Directions:
Wherever the string "dans" appears in a line, extract that line.

Records for the exercise:
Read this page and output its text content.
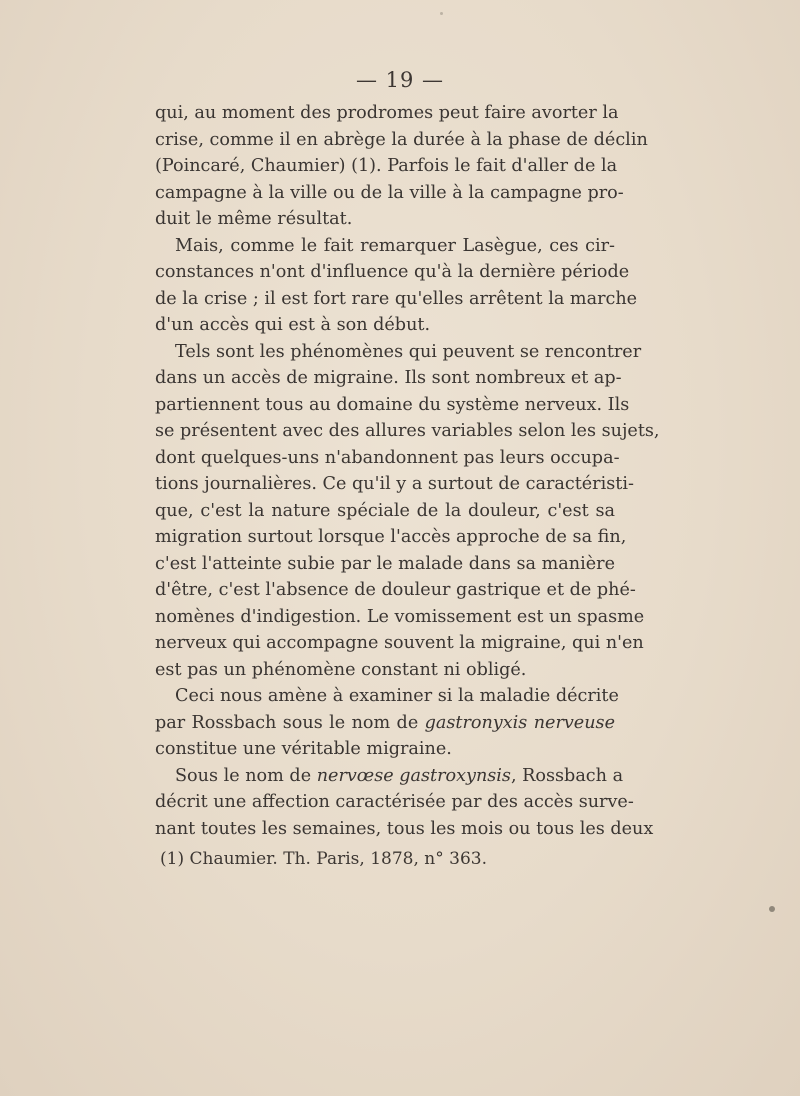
— 19 —
qui, au moment des prodromes peut faire avorter la
crise, comme il en abrège la durée à la phase de déclin
(Poincaré, Chaumier) (1). Parfois le fait d'aller de la
campagne à la ville ou de la ville à la campagne pro-
duit le même résultat.
Mais, comme le fait remarquer Lasègue, ces cir-
constances n'ont d'influence qu'à la dernière période
de la crise ; il est fort rare qu'elles arrêtent la marche
d'un accès qui est à son début.
Tels sont les phénomènes qui peuvent se rencontrer
dans un accès de migraine. Ils sont nombreux et ap-
partiennent tous au domaine du système nerveux. Ils
se présentent avec des allures variables selon les sujets,
dont quelques-uns n'abandonnent pas leurs occupa-
tions journalières. Ce qu'il y a surtout de caractéristi-
que, c'est la nature spéciale de la douleur, c'est sa
migration surtout lorsque l'accès approche de sa fin,
c'est l'atteinte subie par le malade dans sa manière
d'être, c'est l'absence de douleur gastrique et de phé-
nomènes d'indigestion. Le vomissement est un spasme
nerveux qui accompagne souvent la migraine, qui n'en
est pas un phénomène constant ni obligé.
Ceci nous amène à examiner si la maladie décrite
par Rossbach sous le nom de gastronyxis nerveuse
constitue une véritable migraine.
Sous le nom de nervœse gastroxynsis, Rossbach a
décrit une affection caractérisée par des accès surve-
nant toutes les semaines, tous les mois ou tous les deux
(1) Chaumier. Th. Paris, 1878, n° 363.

Solution for this exercise:
dans un accès de migraine. Ils sont nombreux et ap-
c'est l'atteinte subie par le malade dans sa manière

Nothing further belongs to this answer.